Task: From the records below, pull each line that has "color".

Exercise material:
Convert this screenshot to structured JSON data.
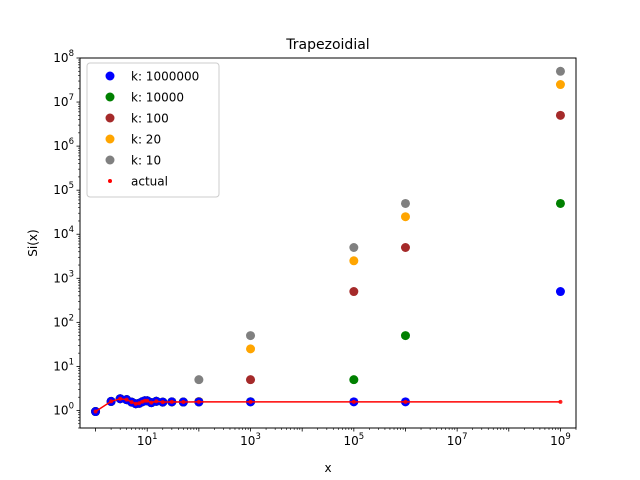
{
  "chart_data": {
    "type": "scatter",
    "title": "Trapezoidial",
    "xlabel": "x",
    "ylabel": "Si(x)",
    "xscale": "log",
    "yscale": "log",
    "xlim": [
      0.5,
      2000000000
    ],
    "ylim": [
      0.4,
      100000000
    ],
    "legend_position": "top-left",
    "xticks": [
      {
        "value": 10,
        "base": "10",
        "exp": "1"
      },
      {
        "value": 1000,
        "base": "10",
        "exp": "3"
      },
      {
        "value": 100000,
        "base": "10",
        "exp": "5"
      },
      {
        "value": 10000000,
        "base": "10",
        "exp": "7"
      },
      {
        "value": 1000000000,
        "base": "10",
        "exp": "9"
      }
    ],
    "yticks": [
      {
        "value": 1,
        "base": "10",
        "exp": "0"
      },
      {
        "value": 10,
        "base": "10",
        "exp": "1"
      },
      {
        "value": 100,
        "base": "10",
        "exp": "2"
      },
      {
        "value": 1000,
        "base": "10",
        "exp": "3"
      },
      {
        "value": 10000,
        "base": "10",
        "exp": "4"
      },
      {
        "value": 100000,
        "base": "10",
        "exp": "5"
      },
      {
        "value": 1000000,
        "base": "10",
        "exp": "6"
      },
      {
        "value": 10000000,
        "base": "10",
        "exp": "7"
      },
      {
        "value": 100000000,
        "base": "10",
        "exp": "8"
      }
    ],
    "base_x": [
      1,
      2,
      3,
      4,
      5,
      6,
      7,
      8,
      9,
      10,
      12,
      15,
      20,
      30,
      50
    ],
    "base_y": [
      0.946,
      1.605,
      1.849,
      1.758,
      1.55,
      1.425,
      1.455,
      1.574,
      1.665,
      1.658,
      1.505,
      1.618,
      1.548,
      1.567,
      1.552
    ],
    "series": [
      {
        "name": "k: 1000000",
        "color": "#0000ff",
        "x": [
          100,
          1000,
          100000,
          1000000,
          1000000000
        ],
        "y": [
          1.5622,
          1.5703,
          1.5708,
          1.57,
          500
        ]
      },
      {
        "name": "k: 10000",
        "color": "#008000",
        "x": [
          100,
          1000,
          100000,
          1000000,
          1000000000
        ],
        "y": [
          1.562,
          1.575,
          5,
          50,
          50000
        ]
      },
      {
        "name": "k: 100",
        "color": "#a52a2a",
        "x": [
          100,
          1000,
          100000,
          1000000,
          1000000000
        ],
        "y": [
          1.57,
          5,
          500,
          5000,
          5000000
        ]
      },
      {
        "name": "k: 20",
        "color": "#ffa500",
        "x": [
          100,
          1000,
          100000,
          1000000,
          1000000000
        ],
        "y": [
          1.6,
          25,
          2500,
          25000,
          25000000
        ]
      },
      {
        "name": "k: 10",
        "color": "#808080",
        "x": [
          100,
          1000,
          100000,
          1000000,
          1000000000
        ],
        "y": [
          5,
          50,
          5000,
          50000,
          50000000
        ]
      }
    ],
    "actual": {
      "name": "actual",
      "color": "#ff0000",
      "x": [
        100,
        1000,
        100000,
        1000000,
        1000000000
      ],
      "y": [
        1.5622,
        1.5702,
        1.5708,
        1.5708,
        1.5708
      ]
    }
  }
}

The answer:
        "color": "#0000ff",
        "color": "#008000",
        "color": "#a52a2a",
        "color": "#ffa500",
        "color": "#808080",
      "color": "#ff0000",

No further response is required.